INSTRUCTIONS TO FOLLOW
Continue the text about the Mojave Road, starting after its last sentence.

STUDY TEXT
From Desert USA.....
Perhaps the best treasure in eastern California's Mojave National Preserve is a pair of tracks that cross the middle of it. This famous trail is the Mojave Road, one of the early routes that brought American pioneers to California. This trail is unique in that for most Mojave Road in the Lanfair Valley of this 138 mile stretch it is in much the same condition as the pioneers would have found it, and a lot of the trail passes through country that is virtually unchanged since prehistoric times. The road bisects the Preserve, wandering from waterhole to waterhole, and is mostly a 4-wheel-drive trail.
The Mojave Road was a main wagon trail for only a relatively short time, for the two decades after the civil war, before the railroads came. The railways created an easier route to the south complete with oases on the bitter-dry deserts. While it was used, the Mojave Road was a route plagued by hostile Indians, lack of water, long stretches of sand and rough hill climbs. For caravans of travelers and a handful of soldiers, it was a proving ground that brought out the best and the worst of them.

DATASET EXCERPTS
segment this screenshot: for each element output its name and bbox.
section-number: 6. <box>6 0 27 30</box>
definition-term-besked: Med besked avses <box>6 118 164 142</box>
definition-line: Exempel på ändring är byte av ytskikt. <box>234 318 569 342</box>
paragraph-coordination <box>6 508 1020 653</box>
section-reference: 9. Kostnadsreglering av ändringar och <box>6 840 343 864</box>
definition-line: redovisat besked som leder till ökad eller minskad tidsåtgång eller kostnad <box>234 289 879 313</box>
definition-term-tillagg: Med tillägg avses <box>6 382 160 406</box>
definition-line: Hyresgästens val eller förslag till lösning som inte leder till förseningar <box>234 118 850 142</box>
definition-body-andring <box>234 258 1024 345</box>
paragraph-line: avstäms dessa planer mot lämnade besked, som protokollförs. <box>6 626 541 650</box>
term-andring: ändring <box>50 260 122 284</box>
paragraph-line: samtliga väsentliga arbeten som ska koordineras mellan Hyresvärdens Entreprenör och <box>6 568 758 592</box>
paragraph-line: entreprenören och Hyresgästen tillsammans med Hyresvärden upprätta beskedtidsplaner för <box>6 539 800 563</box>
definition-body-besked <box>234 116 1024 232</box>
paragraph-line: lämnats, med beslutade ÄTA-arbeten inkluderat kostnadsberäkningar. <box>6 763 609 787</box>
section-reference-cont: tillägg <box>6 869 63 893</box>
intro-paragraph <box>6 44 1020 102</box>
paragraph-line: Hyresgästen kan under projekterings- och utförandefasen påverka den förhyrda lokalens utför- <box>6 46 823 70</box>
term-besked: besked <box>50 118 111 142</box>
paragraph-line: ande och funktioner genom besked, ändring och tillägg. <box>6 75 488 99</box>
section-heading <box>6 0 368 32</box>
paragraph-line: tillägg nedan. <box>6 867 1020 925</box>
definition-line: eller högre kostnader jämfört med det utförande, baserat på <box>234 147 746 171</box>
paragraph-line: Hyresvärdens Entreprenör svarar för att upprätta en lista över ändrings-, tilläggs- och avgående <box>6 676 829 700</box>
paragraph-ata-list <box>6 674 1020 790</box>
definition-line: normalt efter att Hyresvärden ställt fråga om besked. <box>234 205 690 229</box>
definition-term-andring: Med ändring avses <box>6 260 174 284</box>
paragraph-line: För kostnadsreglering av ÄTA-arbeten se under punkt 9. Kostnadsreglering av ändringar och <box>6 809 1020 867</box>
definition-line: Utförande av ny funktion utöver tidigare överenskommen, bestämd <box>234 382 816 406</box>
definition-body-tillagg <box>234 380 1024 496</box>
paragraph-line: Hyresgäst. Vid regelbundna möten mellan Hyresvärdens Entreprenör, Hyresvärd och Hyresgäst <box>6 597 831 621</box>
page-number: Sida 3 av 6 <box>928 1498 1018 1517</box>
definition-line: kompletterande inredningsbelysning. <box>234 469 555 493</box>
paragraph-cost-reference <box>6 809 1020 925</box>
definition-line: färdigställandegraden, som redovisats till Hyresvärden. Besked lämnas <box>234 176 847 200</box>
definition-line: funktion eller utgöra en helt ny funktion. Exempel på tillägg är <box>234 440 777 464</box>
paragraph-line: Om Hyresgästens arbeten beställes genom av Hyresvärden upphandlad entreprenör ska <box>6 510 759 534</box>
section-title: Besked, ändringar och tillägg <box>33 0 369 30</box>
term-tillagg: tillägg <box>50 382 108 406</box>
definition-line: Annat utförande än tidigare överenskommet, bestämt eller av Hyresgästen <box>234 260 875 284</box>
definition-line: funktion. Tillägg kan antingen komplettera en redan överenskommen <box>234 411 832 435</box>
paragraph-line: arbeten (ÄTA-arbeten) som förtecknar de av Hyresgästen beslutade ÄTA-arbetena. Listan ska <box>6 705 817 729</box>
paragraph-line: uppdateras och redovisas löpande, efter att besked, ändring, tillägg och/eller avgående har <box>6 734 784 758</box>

EXERCISE RESPONSE
To those who took the Mojave Road by foot, horse and wagon, and the few men stationed along it to defend it, this uncommonly beautiful country was a peculiar form of hell. Dry and desolate, it was, and still is. To those men and women coming from the lush forests of the east and south, the desert land was a barren expanse to be barely tolerated before arriving in the Promised Land of California. It is still a dangerous stretch of road.